## WHAT IS NEEDED
What do the lines say from the one containing "Output a JSON" to the end of the records? Restate them word for word, and only those.

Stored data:

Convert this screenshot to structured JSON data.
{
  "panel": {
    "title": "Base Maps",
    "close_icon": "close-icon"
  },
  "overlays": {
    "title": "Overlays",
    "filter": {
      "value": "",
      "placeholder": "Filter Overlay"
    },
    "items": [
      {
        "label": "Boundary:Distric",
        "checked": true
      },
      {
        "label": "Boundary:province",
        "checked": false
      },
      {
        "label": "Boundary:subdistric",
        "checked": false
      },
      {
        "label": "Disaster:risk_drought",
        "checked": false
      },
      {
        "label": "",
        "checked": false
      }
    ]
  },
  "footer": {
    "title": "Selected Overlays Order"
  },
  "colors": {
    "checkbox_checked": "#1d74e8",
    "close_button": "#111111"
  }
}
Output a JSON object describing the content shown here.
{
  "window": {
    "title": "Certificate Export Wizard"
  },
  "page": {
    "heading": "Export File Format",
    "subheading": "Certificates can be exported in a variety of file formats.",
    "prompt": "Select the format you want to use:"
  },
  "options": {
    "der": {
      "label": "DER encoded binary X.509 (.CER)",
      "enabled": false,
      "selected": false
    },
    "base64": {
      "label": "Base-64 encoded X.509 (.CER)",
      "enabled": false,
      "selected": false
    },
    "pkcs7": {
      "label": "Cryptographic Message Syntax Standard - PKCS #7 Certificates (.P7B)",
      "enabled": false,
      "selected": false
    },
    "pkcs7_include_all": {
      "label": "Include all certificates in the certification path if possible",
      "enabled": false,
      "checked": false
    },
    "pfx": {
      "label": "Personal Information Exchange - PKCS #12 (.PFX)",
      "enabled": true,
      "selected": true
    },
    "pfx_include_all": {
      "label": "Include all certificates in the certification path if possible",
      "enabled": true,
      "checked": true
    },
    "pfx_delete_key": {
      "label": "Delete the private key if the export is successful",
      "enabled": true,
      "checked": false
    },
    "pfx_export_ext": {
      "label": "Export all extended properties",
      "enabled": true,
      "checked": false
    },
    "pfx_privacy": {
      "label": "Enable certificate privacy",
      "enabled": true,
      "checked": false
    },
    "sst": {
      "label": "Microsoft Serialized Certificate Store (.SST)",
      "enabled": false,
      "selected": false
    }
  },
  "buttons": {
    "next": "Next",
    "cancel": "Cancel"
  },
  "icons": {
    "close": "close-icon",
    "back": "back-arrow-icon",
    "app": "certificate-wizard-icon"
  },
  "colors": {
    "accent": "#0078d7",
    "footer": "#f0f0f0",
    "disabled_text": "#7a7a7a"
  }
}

## THE RESPONSE
Output a JSON object describing the content shown here.
{
  "window": {
    "title": "Certificate Export Wizard"
  },
  "page": {
    "heading": "Export File Format",
    "subheading": "Certificates can be exported in a variety of file formats.",
    "prompt": "Select the format you want to use:"
  },
  "options": {
    "der": {
      "label": "DER encoded binary X.509 (.CER)",
      "enabled": false,
      "selected": false
    },
    "base64": {
      "label": "Base-64 encoded X.509 (.CER)",
      "enabled": false,
      "selected": false
    },
    "pkcs7": {
      "label": "Cryptographic Message Syntax Standard - PKCS #7 Certificates (.P7B)",
      "enabled": false,
      "selected": false
    },
    "pkcs7_include_all": {
      "label": "Include all certificates in the certification path if possible",
      "enabled": false,
      "checked": false
    },
    "pfx": {
      "label": "Personal Information Exchange - PKCS #12 (.PFX)",
      "enabled": true,
      "selected": true
    },
    "pfx_include_all": {
      "label": "Include all certificates in the certification path if possible",
      "enabled": true,
      "checked": true
    },
    "pfx_delete_key": {
      "label": "Delete the private key if the export is successful",
      "enabled": true,
      "checked": false
    },
    "pfx_export_ext": {
      "label": "Export all extended properties",
      "enabled": true,
      "checked": false
    },
    "pfx_privacy": {
      "label": "Enable certificate privacy",
      "enabled": true,
      "checked": false
    },
    "sst": {
      "label": "Microsoft Serialized Certificate Store (.SST)",
      "enabled": false,
      "selected": false
    }
  },
  "buttons": {
    "next": "Next",
    "cancel": "Cancel"
  },
  "icons": {
    "close": "close-icon",
    "back": "back-arrow-icon",
    "app": "certificate-wizard-icon"
  },
  "colors": {
    "accent": "#0078d7",
    "footer": "#f0f0f0",
    "disabled_text": "#7a7a7a"
  }
}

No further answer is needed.